> **PROBLEM**:
Collect all lines from the listing that include the string "подпись".

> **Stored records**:
━━━━━━━━━━━━━━━━━━━━━━━━━━━━━━
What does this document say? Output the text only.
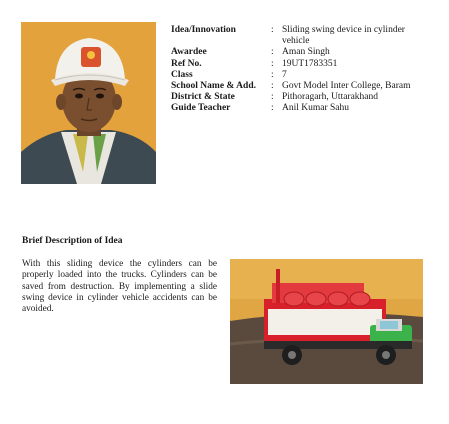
Idea/Innovation	: Sliding swing device in cylinder vehicle
Awardee	: Aman Singh
Ref No.	: 19UT1783351
Class	: 7
School Name & Add.	: Govt Model Inter College, Baram
District & State	: Pithoragarh, Uttarakhand
Guide Teacher	: Anil Kumar Sahu
Brief Description of Idea
With this sliding device the cylinders can be properly loaded into the trucks. Cylinders can be saved from destruction. By implementing a slide swing device in cylinder vehicle accidents can be avoided.
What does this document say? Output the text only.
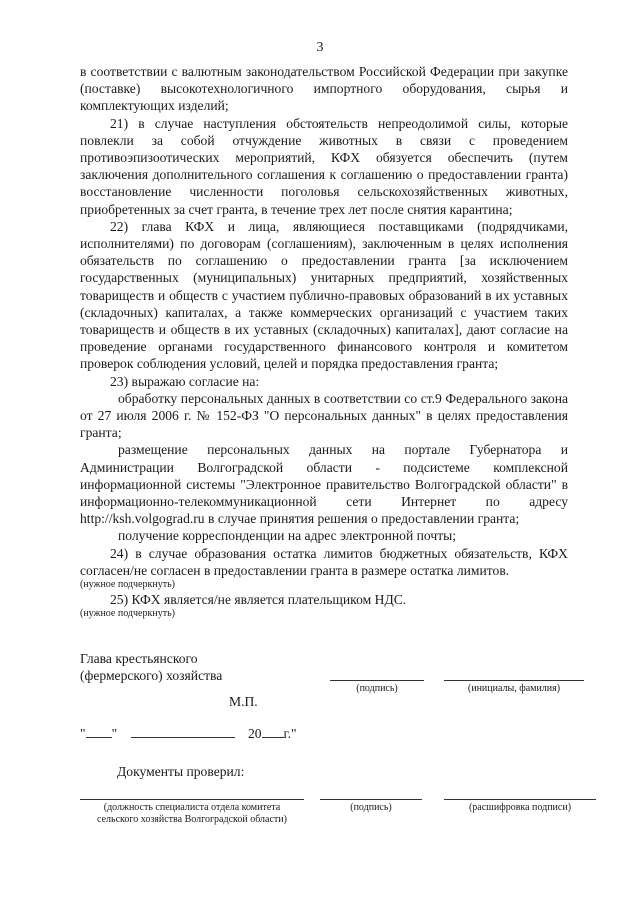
3

в соответствии с валютным законодательством Российской Федерации при закупке (поставке) высокотехнологичного импортного оборудования, сырья и комплектующих изделий;

21) в случае наступления обстоятельств непреодолимой силы, которые повлекли за собой отчуждение животных в связи с проведением противоэпизоотических мероприятий, КФХ обязуется обеспечить (путем заключения дополнительного соглашения к соглашению о предоставлении гранта) восстановление численности поголовья сельскохозяйственных животных, приобретенных за счет гранта, в течение трех лет после снятия карантина;

22) глава КФХ и лица, являющиеся поставщиками (подрядчиками, исполнителями) по договорам (соглашениям), заключенным в целях исполнения обязательств по соглашению о предоставлении гранта [за исключением государственных (муниципальных) унитарных предприятий, хозяйственных товариществ и обществ с участием публично-правовых образований в их уставных (складочных) капиталах, а также коммерческих организаций с участием таких товариществ и обществ в их уставных (складочных) капиталах], дают согласие на проведение органами государственного финансового контроля и комитетом проверок соблюдения условий, целей и порядка предоставления гранта;

23) выражаю согласие на:

обработку персональных данных в соответствии со ст.9 Федерального закона от 27 июля 2006 г. № 152-ФЗ "О персональных данных" в целях предоставления гранта;

размещение персональных данных на портале Губернатора и Администрации Волгоградской области - подсистеме комплексной информационной системы "Электронное правительство Волгоградской области" в информационно-телекоммуникационной сети Интернет по адресу http://ksh.volgograd.ru в случае принятия решения о предоставлении гранта;

получение корреспонденции на адрес электронной почты;

24) в случае образования остатка лимитов бюджетных обязательств, КФХ согласен/не согласен в предоставлении гранта в размере остатка лимитов.

(нужное подчеркнуть)

25) КФХ является/не является плательщиком НДС.

(нужное подчеркнуть)

Глава крестьянского
(фермерского) хозяйства
(подпись)	(инициалы, фамилия)
М.П.
" "	20 г."
Документы проверил:
(должность специалиста отдела комитета сельского хозяйства Волгоградской области)
(подпись)	(расшифровка подписи)
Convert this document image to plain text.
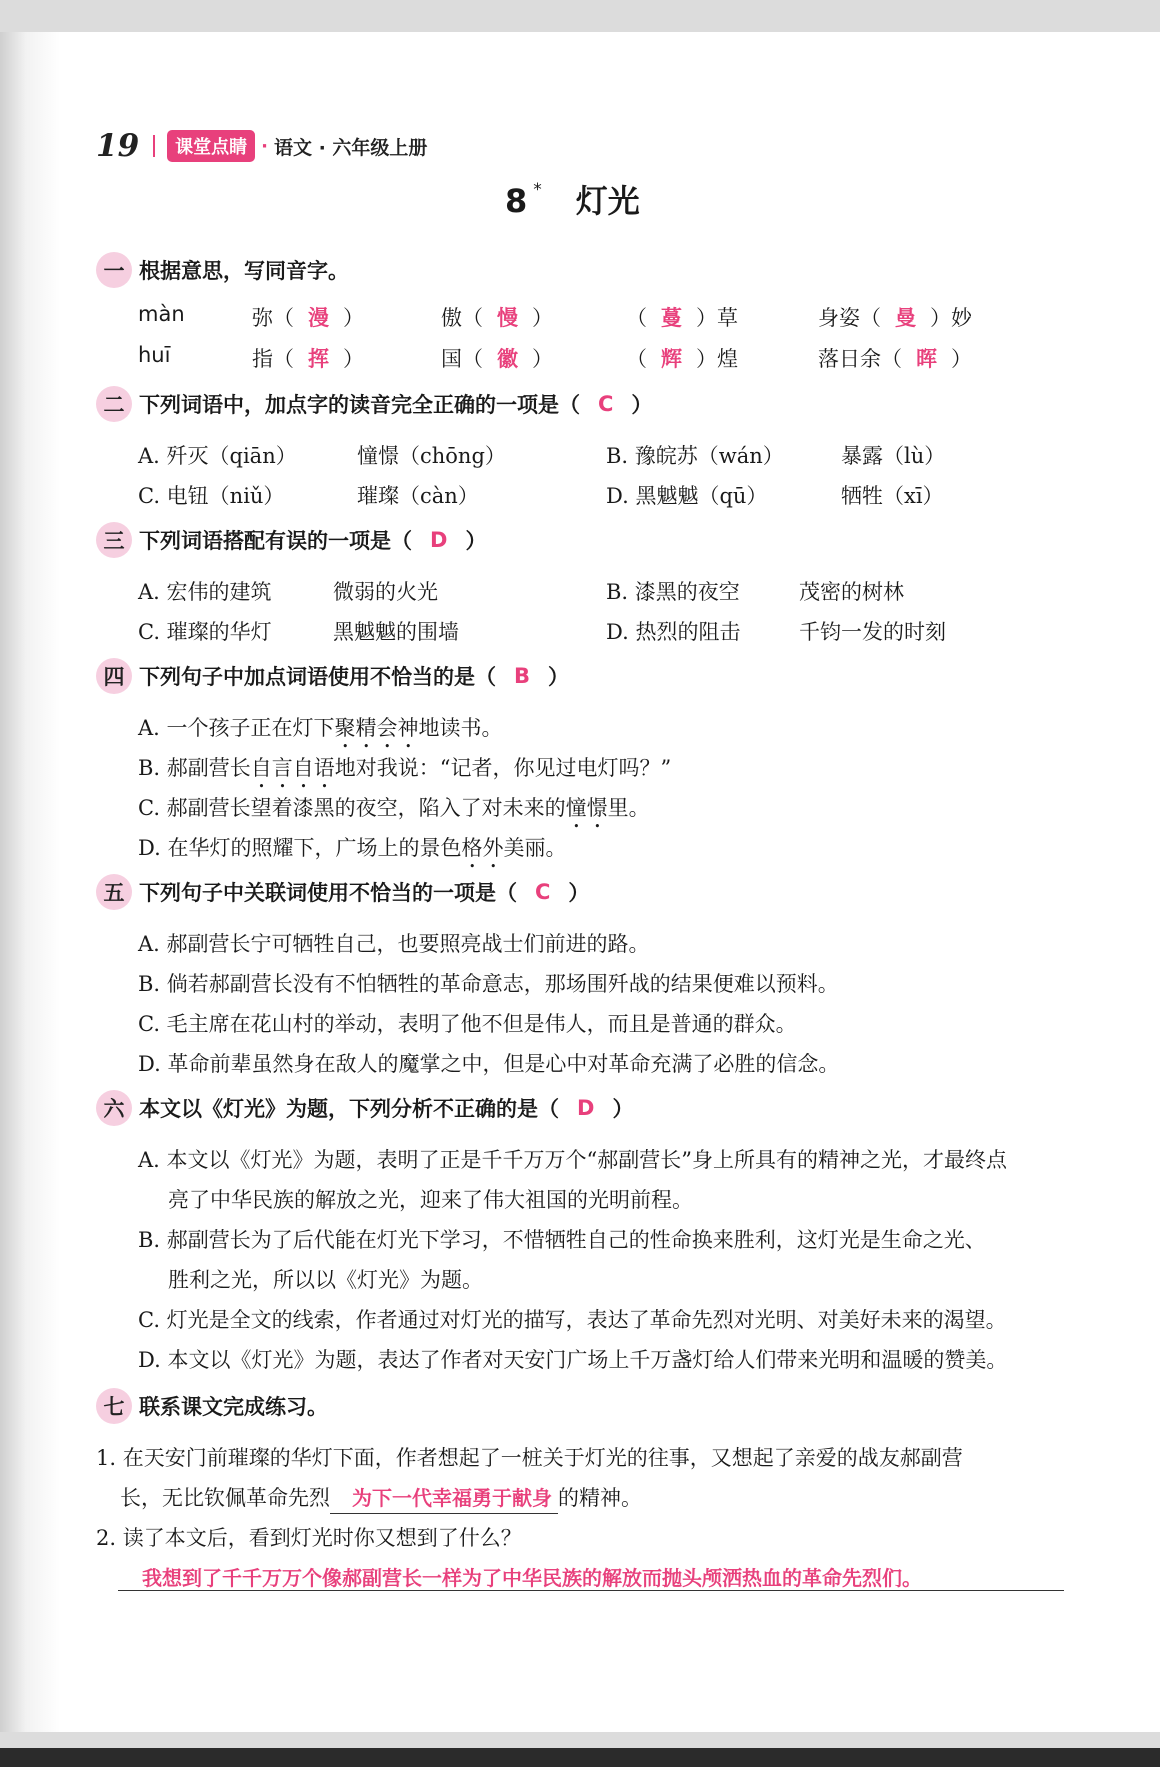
19	课堂点睛 · 语文 · 六年级上册
8 * 灯光
一 根据意思，写同音字。
màn	弥（ 漫 ）	傲（ 慢 ）	（ 蔓 ）草	身姿（ 曼 ）妙
huī	指（ 挥 ）	国（ 徽 ）	（ 辉 ）煌	落日余（ 晖 ）
二 下列词语中，加点字的读音完全正确的一项是（ C ）
A. 歼灭（qiān）	憧憬（chōng）	B. 豫皖苏（wán）	暴露（lù）
C. 电钮（niǔ）	璀璨（càn）	D. 黑魆魆（qū）	牺牲（xī）
三 下列词语搭配有误的一项是（ D ）
A. 宏伟的建筑	微弱的火光	B. 漆黑的夜空	茂密的树林
C. 璀璨的华灯	黑魆魆的围墙	D. 热烈的阻击	千钧一发的时刻
四 下列句子中加点词语使用不恰当的是（ B ）
A. 一个孩子正在灯下聚精会神地读书。
B. 郝副营长自言自语地对我说：“记者，你见过电灯吗？”
C. 郝副营长望着漆黑的夜空，陷入了对未来的憧憬里。
D. 在华灯的照耀下，广场上的景色格外美丽。
五 下列句子中关联词使用不恰当的一项是（ C ）
A. 郝副营长宁可牺牲自己，也要照亮战士们前进的路。
B. 倘若郝副营长没有不怕牺牲的革命意志，那场围歼战的结果便难以预料。
C. 毛主席在花山村的举动，表明了他不但是伟人，而且是普通的群众。
D. 革命前辈虽然身在敌人的魔掌之中，但是心中对革命充满了必胜的信念。
六 本文以《灯光》为题，下列分析不正确的是（ D ）
A. 本文以《灯光》为题，表明了正是千千万万个“郝副营长”身上所具有的精神之光，才最终点
亮了中华民族的解放之光，迎来了伟大祖国的光明前程。
B. 郝副营长为了后代能在灯光下学习，不惜牺牲自己的性命换来胜利，这灯光是生命之光、
胜利之光，所以以《灯光》为题。
C. 灯光是全文的线索，作者通过对灯光的描写，表达了革命先烈对光明、对美好未来的渴望。
D. 本文以《灯光》为题，表达了作者对天安门广场上千万盏灯给人们带来光明和温暖的赞美。
七 联系课文完成练习。
1. 在天安门前璀璨的华灯下面，作者想起了一桩关于灯光的往事，又想起了亲爱的战友郝副营
长，无比钦佩革命先烈 为下一代幸福勇于献身 的精神。
2. 读了本文后，看到灯光时你又想到了什么？
我想到了千千万万个像郝副营长一样为了中华民族的解放而抛头颅洒热血的革命先烈们。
━━━━━━━━━━━━━━━━━━━━━━━━━━━━━━
> **THE RESPONSE**:
(подпись)	(инициалы, фамилия)
(подпись)	(расшифровка подписи)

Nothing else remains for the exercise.